● Exercise goal
Return the complete listing that follows, with each line reproduced exactly.

▽

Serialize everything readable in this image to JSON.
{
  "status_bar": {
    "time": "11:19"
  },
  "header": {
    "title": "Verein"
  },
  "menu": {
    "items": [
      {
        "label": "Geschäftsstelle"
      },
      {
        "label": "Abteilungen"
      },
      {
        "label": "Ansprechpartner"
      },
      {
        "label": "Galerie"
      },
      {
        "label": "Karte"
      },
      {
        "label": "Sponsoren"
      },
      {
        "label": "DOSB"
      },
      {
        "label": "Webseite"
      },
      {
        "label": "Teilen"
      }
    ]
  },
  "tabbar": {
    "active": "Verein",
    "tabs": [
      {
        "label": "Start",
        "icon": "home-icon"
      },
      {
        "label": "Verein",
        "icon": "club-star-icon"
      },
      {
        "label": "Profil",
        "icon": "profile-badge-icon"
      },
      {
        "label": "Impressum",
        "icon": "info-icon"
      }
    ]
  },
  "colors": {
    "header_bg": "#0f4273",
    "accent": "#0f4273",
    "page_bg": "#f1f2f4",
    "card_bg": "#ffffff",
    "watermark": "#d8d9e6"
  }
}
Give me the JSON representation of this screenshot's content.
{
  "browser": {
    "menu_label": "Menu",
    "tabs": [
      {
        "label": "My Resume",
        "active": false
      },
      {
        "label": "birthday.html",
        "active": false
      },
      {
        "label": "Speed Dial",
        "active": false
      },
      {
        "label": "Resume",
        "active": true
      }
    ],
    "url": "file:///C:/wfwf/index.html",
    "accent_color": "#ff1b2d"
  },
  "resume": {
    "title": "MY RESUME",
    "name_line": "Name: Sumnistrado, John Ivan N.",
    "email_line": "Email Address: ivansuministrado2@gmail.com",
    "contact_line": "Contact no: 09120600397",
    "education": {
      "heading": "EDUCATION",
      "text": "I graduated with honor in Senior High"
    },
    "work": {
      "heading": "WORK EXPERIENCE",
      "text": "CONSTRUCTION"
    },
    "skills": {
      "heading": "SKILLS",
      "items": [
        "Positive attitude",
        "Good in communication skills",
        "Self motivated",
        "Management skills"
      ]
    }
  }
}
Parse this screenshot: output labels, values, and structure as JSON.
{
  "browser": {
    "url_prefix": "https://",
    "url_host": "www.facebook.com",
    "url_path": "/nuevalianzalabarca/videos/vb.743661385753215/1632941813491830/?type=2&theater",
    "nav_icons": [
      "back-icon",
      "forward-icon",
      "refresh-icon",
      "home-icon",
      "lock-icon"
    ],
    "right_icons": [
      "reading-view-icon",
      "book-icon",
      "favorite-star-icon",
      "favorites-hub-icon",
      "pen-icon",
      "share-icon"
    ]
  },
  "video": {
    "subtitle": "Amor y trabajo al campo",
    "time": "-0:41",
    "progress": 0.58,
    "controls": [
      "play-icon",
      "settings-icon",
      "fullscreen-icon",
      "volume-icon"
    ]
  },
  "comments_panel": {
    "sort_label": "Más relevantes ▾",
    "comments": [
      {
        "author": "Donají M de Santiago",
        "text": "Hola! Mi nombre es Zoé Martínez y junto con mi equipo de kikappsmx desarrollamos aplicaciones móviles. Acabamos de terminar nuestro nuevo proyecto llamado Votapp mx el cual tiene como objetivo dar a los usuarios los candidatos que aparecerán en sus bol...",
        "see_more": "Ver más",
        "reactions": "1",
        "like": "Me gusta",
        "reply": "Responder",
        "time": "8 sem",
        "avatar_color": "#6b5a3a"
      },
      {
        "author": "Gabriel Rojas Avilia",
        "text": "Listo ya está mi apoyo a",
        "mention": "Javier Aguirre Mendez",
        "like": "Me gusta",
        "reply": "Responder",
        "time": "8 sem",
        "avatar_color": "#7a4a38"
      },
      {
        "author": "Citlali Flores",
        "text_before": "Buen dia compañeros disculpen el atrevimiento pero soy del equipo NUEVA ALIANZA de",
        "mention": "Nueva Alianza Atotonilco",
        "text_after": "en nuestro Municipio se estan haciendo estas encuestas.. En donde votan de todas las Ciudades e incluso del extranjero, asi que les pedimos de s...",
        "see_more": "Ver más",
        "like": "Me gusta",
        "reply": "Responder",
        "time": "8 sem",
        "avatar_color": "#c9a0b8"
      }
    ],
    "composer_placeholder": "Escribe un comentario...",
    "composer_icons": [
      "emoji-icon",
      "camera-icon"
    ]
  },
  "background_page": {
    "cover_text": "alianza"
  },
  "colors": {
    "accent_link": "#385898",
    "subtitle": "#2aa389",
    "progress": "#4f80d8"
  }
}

△

● Task output
Serialize everything readable in this image to JSON.
{
  "status_bar": {
    "time": "11:19"
  },
  "header": {
    "title": "Verein"
  },
  "menu": {
    "items": [
      {
        "label": "Geschäftsstelle"
      },
      {
        "label": "Abteilungen"
      },
      {
        "label": "Ansprechpartner"
      },
      {
        "label": "Galerie"
      },
      {
        "label": "Karte"
      },
      {
        "label": "Sponsoren"
      },
      {
        "label": "DOSB"
      },
      {
        "label": "Webseite"
      },
      {
        "label": "Teilen"
      }
    ]
  },
  "tabbar": {
    "active": "Verein",
    "tabs": [
      {
        "label": "Start",
        "icon": "home-icon"
      },
      {
        "label": "Verein",
        "icon": "club-star-icon"
      },
      {
        "label": "Profil",
        "icon": "profile-badge-icon"
      },
      {
        "label": "Impressum",
        "icon": "info-icon"
      }
    ]
  },
  "colors": {
    "header_bg": "#0f4273",
    "accent": "#0f4273",
    "page_bg": "#f1f2f4",
    "card_bg": "#ffffff",
    "watermark": "#d8d9e6"
  }
}
Give me the JSON representation of this screenshot's content.
{
  "browser": {
    "menu_label": "Menu",
    "tabs": [
      {
        "label": "My Resume",
        "active": false
      },
      {
        "label": "birthday.html",
        "active": false
      },
      {
        "label": "Speed Dial",
        "active": false
      },
      {
        "label": "Resume",
        "active": true
      }
    ],
    "url": "file:///C:/wfwf/index.html",
    "accent_color": "#ff1b2d"
  },
  "resume": {
    "title": "MY RESUME",
    "name_line": "Name: Sumnistrado, John Ivan N.",
    "email_line": "Email Address: ivansuministrado2@gmail.com",
    "contact_line": "Contact no: 09120600397",
    "education": {
      "heading": "EDUCATION",
      "text": "I graduated with honor in Senior High"
    },
    "work": {
      "heading": "WORK EXPERIENCE",
      "text": "CONSTRUCTION"
    },
    "skills": {
      "heading": "SKILLS",
      "items": [
        "Positive attitude",
        "Good in communication skills",
        "Self motivated",
        "Management skills"
      ]
    }
  }
}
Parse this screenshot: output labels, values, and structure as JSON.
{
  "browser": {
    "url_prefix": "https://",
    "url_host": "www.facebook.com",
    "url_path": "/nuevalianzalabarca/videos/vb.743661385753215/1632941813491830/?type=2&theater",
    "nav_icons": [
      "back-icon",
      "forward-icon",
      "refresh-icon",
      "home-icon",
      "lock-icon"
    ],
    "right_icons": [
      "reading-view-icon",
      "book-icon",
      "favorite-star-icon",
      "favorites-hub-icon",
      "pen-icon",
      "share-icon"
    ]
  },
  "video": {
    "subtitle": "Amor y trabajo al campo",
    "time": "-0:41",
    "progress": 0.58,
    "controls": [
      "play-icon",
      "settings-icon",
      "fullscreen-icon",
      "volume-icon"
    ]
  },
  "comments_panel": {
    "sort_label": "Más relevantes ▾",
    "comments": [
      {
        "author": "Donají M de Santiago",
        "text": "Hola! Mi nombre es Zoé Martínez y junto con mi equipo de kikappsmx desarrollamos aplicaciones móviles. Acabamos de terminar nuestro nuevo proyecto llamado Votapp mx el cual tiene como objetivo dar a los usuarios los candidatos que aparecerán en sus bol...",
        "see_more": "Ver más",
        "reactions": "1",
        "like": "Me gusta",
        "reply": "Responder",
        "time": "8 sem",
        "avatar_color": "#6b5a3a"
      },
      {
        "author": "Gabriel Rojas Avilia",
        "text": "Listo ya está mi apoyo a",
        "mention": "Javier Aguirre Mendez",
        "like": "Me gusta",
        "reply": "Responder",
        "time": "8 sem",
        "avatar_color": "#7a4a38"
      },
      {
        "author": "Citlali Flores",
        "text_before": "Buen dia compañeros disculpen el atrevimiento pero soy del equipo NUEVA ALIANZA de",
        "mention": "Nueva Alianza Atotonilco",
        "text_after": "en nuestro Municipio se estan haciendo estas encuestas.. En donde votan de todas las Ciudades e incluso del extranjero, asi que les pedimos de s...",
        "see_more": "Ver más",
        "like": "Me gusta",
        "reply": "Responder",
        "time": "8 sem",
        "avatar_color": "#c9a0b8"
      }
    ],
    "composer_placeholder": "Escribe un comentario...",
    "composer_icons": [
      "emoji-icon",
      "camera-icon"
    ]
  },
  "background_page": {
    "cover_text": "alianza"
  },
  "colors": {
    "accent_link": "#385898",
    "subtitle": "#2aa389",
    "progress": "#4f80d8"
  }
}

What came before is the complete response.